[Chart and figure data]
'''

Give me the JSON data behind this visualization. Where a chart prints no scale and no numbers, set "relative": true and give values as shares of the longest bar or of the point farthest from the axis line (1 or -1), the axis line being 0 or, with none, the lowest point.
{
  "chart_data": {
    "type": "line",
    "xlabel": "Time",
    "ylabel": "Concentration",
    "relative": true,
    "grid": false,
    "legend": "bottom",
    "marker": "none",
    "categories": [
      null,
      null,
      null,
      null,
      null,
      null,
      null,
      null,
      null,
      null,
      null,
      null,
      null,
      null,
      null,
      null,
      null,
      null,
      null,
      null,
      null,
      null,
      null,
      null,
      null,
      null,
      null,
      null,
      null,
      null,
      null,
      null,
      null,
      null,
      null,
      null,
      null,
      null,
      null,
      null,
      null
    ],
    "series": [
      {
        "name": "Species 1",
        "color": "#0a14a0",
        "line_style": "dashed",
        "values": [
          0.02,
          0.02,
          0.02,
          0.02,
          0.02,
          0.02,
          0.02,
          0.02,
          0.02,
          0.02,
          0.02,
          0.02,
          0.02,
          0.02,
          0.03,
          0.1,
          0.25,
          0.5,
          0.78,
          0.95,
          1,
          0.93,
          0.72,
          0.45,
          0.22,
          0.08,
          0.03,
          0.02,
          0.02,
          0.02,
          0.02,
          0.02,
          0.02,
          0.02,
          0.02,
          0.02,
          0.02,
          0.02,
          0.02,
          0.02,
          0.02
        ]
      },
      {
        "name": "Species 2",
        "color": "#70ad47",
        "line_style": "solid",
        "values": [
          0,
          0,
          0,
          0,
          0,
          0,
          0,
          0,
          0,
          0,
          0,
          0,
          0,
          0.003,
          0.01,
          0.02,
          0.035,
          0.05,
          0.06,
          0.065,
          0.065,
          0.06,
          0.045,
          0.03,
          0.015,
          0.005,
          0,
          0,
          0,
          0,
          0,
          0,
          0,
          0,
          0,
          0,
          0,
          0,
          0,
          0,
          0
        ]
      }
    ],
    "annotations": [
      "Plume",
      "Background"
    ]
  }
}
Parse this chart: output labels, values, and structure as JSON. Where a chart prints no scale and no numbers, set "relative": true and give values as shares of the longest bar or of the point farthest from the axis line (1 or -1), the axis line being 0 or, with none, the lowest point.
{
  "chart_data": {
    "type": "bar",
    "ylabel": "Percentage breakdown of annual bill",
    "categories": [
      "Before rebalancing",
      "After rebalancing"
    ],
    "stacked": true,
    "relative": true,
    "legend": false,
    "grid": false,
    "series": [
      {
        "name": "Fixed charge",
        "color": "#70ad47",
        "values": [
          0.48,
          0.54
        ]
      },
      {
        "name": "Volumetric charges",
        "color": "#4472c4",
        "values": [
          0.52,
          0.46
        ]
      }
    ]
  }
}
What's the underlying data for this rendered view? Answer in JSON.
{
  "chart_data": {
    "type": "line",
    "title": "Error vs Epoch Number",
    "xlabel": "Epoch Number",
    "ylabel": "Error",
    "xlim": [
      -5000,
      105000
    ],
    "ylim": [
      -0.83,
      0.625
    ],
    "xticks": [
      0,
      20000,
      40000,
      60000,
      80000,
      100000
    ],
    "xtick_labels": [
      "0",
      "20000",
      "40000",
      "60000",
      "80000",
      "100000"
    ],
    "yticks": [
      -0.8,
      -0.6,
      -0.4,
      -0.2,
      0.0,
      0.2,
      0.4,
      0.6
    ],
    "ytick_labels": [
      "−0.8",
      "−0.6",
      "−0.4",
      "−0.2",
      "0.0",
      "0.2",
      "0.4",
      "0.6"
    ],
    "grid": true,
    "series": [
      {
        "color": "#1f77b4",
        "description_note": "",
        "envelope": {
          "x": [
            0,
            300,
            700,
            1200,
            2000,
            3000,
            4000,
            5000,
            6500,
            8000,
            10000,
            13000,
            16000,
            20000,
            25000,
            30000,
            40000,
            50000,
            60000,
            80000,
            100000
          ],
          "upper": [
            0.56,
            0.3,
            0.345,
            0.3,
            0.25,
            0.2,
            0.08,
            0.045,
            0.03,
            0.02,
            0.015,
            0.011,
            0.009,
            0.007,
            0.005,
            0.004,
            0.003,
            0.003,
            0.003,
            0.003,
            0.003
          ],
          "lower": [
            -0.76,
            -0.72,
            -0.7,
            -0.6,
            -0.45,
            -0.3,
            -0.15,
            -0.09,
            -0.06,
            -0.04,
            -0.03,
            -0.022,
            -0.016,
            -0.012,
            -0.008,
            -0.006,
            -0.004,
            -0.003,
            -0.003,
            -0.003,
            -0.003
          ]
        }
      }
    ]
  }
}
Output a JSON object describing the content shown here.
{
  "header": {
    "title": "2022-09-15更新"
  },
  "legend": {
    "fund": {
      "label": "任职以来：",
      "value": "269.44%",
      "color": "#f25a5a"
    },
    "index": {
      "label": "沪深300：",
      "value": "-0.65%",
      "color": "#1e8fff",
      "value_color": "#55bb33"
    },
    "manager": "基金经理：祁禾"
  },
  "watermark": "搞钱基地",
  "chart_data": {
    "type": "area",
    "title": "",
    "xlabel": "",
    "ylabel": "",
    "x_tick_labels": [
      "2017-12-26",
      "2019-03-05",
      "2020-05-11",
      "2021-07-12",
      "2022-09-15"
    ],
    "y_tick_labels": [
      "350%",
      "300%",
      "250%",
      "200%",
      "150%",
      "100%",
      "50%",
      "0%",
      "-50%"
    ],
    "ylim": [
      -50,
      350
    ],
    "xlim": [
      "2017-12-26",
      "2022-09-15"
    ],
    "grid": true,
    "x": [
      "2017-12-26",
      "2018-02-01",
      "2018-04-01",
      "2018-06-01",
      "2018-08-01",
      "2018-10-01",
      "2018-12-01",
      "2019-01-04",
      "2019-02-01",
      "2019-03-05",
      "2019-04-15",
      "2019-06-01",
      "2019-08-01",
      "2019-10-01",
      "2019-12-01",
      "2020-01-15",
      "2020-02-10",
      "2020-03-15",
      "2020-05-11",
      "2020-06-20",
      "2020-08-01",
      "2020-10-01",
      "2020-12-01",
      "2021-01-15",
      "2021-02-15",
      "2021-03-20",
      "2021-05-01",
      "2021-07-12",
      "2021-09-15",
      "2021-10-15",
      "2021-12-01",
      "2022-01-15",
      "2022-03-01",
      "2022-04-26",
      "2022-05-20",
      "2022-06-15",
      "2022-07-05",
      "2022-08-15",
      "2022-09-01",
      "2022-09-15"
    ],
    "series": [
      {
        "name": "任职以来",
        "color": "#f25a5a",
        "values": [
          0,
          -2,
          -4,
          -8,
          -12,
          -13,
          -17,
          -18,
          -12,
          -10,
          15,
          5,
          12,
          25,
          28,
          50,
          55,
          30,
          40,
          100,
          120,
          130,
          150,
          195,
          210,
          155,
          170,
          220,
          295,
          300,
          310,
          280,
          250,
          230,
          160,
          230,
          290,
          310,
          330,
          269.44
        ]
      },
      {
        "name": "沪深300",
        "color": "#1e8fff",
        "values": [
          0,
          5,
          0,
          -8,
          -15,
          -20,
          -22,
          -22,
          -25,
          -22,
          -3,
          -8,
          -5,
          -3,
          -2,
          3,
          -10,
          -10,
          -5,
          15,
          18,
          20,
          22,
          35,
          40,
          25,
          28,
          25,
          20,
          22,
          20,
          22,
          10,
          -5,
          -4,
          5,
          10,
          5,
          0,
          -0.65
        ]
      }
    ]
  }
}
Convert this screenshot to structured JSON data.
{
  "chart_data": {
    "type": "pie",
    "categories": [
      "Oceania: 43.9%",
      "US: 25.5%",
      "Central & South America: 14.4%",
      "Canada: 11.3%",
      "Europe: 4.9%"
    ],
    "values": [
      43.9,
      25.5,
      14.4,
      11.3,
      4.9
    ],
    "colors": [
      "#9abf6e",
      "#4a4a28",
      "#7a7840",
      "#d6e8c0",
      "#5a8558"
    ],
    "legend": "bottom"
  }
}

'''

Collect the lines that hold "legend".

**Response to this exercise:**
    "legend": "bottom",
    "legend": false,
  "legend": {
    "legend": "bottom"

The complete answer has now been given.